Given instruction - Extract every line between the one with "Extract all readable text from this page." and the end of the entries, both included, word for word and free of pictures.

"""

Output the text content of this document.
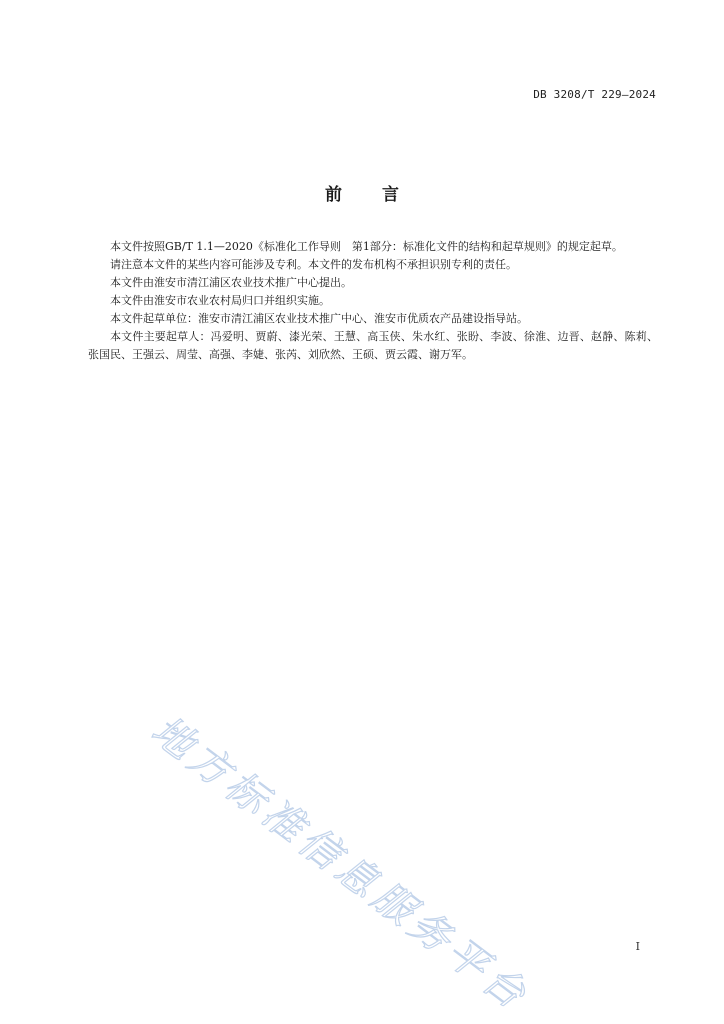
DB 3208/T 229—2024
前 言

本文件按照GB/T 1.1—2020《标准化工作导则　第1部分：标准化文件的结构和起草规则》的规定起草。

请注意本文件的某些内容可能涉及专利。本文件的发布机构不承担识别专利的责任。

本文件由淮安市清江浦区农业技术推广中心提出。

本文件由淮安市农业农村局归口并组织实施。

本文件起草单位：淮安市清江浦区农业技术推广中心、淮安市优质农产品建设指导站。

本文件主要起草人：冯爱明、贾蔚、漆光荣、王慧、高玉侠、朱水红、张盼、李波、徐淮、边晋、赵静、陈莉、张国民、王强云、周莹、高强、李婕、张芮、刘欣然、王硕、贾云霞、谢万军。

地方标准信息服务平台	I
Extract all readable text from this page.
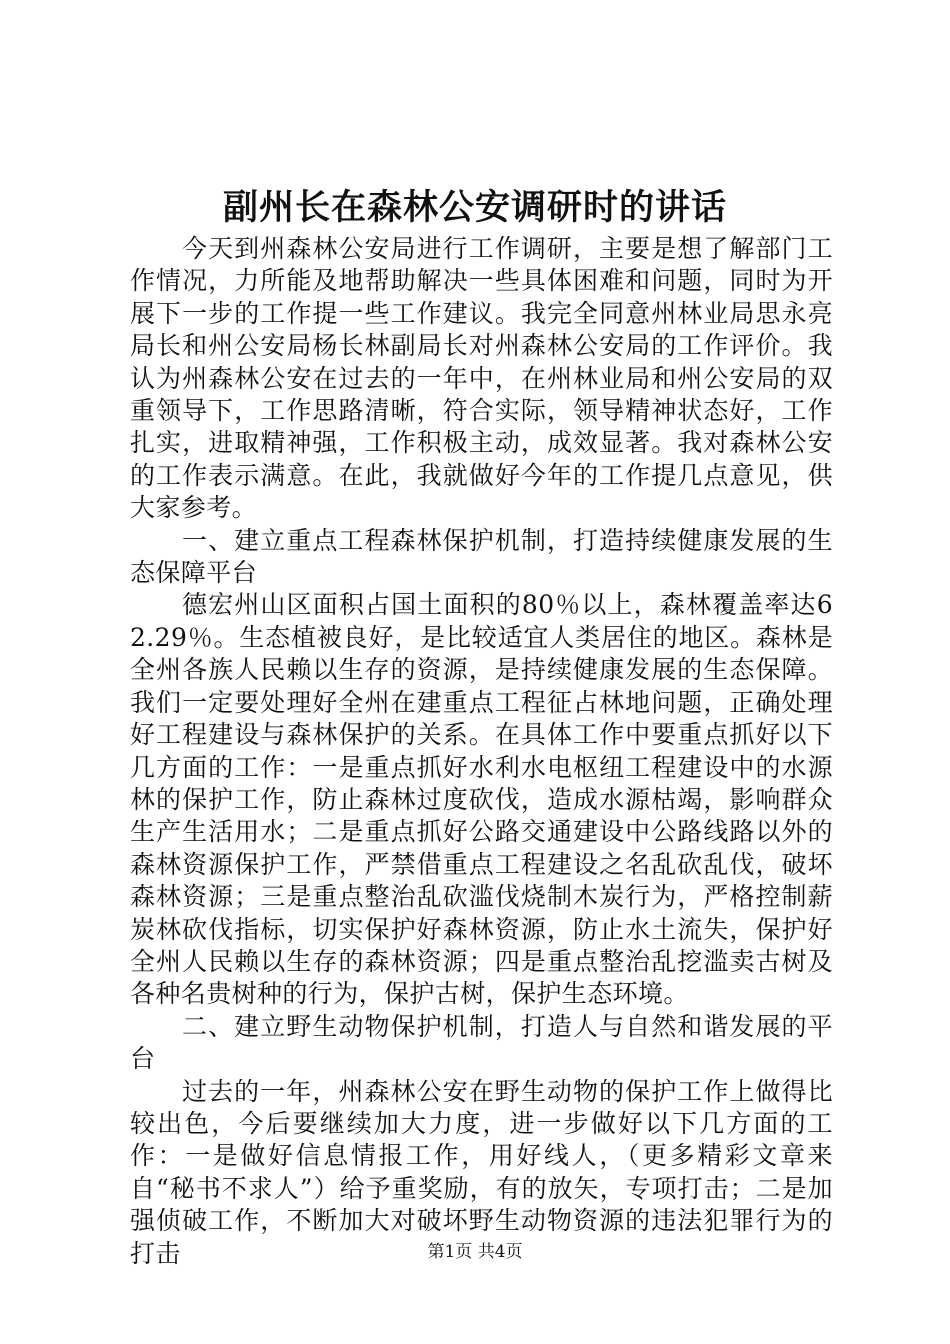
副州长在森林公安调研时的讲话

今天到州森林公安局进行工作调研，主要是想了解部门工作情况，力所能及地帮助解决一些具体困难和问题，同时为开展下一步的工作提一些工作建议。我完全同意州林业局思永亮局长和州公安局杨长林副局长对州森林公安局的工作评价。我认为州森林公安在过去的一年中，在州林业局和州公安局的双重领导下，工作思路清晰，符合实际，领导精神状态好，工作扎实，进取精神强，工作积极主动，成效显著。我对森林公安的工作表示满意。在此，我就做好今年的工作提几点意见，供大家参考。

一、建立重点工程森林保护机制，打造持续健康发展的生态保障平台

德宏州山区面积占国土面积的80％以上，森林覆盖率达62.29％。生态植被良好，是比较适宜人类居住的地区。森林是全州各族人民赖以生存的资源，是持续健康发展的生态保障。我们一定要处理好全州在建重点工程征占林地问题，正确处理好工程建设与森林保护的关系。在具体工作中要重点抓好以下几方面的工作：一是重点抓好水利水电枢纽工程建设中的水源林的保护工作，防止森林过度砍伐，造成水源枯竭，影响群众生产生活用水；二是重点抓好公路交通建设中公路线路以外的森林资源保护工作，严禁借重点工程建设之名乱砍乱伐，破坏森林资源；三是重点整治乱砍滥伐烧制木炭行为，严格控制薪炭林砍伐指标，切实保护好森林资源，防止水土流失，保护好全州人民赖以生存的森林资源；四是重点整治乱挖滥卖古树及各种名贵树种的行为，保护古树，保护生态环境。

二、建立野生动物保护机制，打造人与自然和谐发展的平台

过去的一年，州森林公安在野生动物的保护工作上做得比较出色，今后要继续加大力度，进一步做好以下几方面的工作：一是做好信息情报工作，用好线人，（更多精彩文章来自“秘书不求人”）给予重奖励，有的放矢，专项打击；二是加强侦破工作，不断加大对破坏野生动物资源的违法犯罪行为的打击	第1页 共4页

"""

Solution to this problem -
Extract all readable text from this page.
副州长在森林公安调研时的讲话

今天到州森林公安局进行工作调研，主要是想了解部门工作情况，力所能及地帮助解决一些具体困难和问题，同时为开展下一步的工作提一些工作建议。我完全同意州林业局思永亮局长和州公安局杨长林副局长对州森林公安局的工作评价。我认为州森林公安在过去的一年中，在州林业局和州公安局的双重领导下，工作思路清晰，符合实际，领导精神状态好，工作扎实，进取精神强，工作积极主动，成效显著。我对森林公安的工作表示满意。在此，我就做好今年的工作提几点意见，供大家参考。

一、建立重点工程森林保护机制，打造持续健康发展的生态保障平台

德宏州山区面积占国土面积的80％以上，森林覆盖率达62.29％。生态植被良好，是比较适宜人类居住的地区。森林是全州各族人民赖以生存的资源，是持续健康发展的生态保障。我们一定要处理好全州在建重点工程征占林地问题，正确处理好工程建设与森林保护的关系。在具体工作中要重点抓好以下几方面的工作：一是重点抓好水利水电枢纽工程建设中的水源林的保护工作，防止森林过度砍伐，造成水源枯竭，影响群众生产生活用水；二是重点抓好公路交通建设中公路线路以外的森林资源保护工作，严禁借重点工程建设之名乱砍乱伐，破坏森林资源；三是重点整治乱砍滥伐烧制木炭行为，严格控制薪炭林砍伐指标，切实保护好森林资源，防止水土流失，保护好全州人民赖以生存的森林资源；四是重点整治乱挖滥卖古树及各种名贵树种的行为，保护古树，保护生态环境。

二、建立野生动物保护机制，打造人与自然和谐发展的平台

过去的一年，州森林公安在野生动物的保护工作上做得比较出色，今后要继续加大力度，进一步做好以下几方面的工作：一是做好信息情报工作，用好线人，（更多精彩文章来自“秘书不求人”）给予重奖励，有的放矢，专项打击；二是加强侦破工作，不断加大对破坏野生动物资源的违法犯罪行为的打击	第1页 共4页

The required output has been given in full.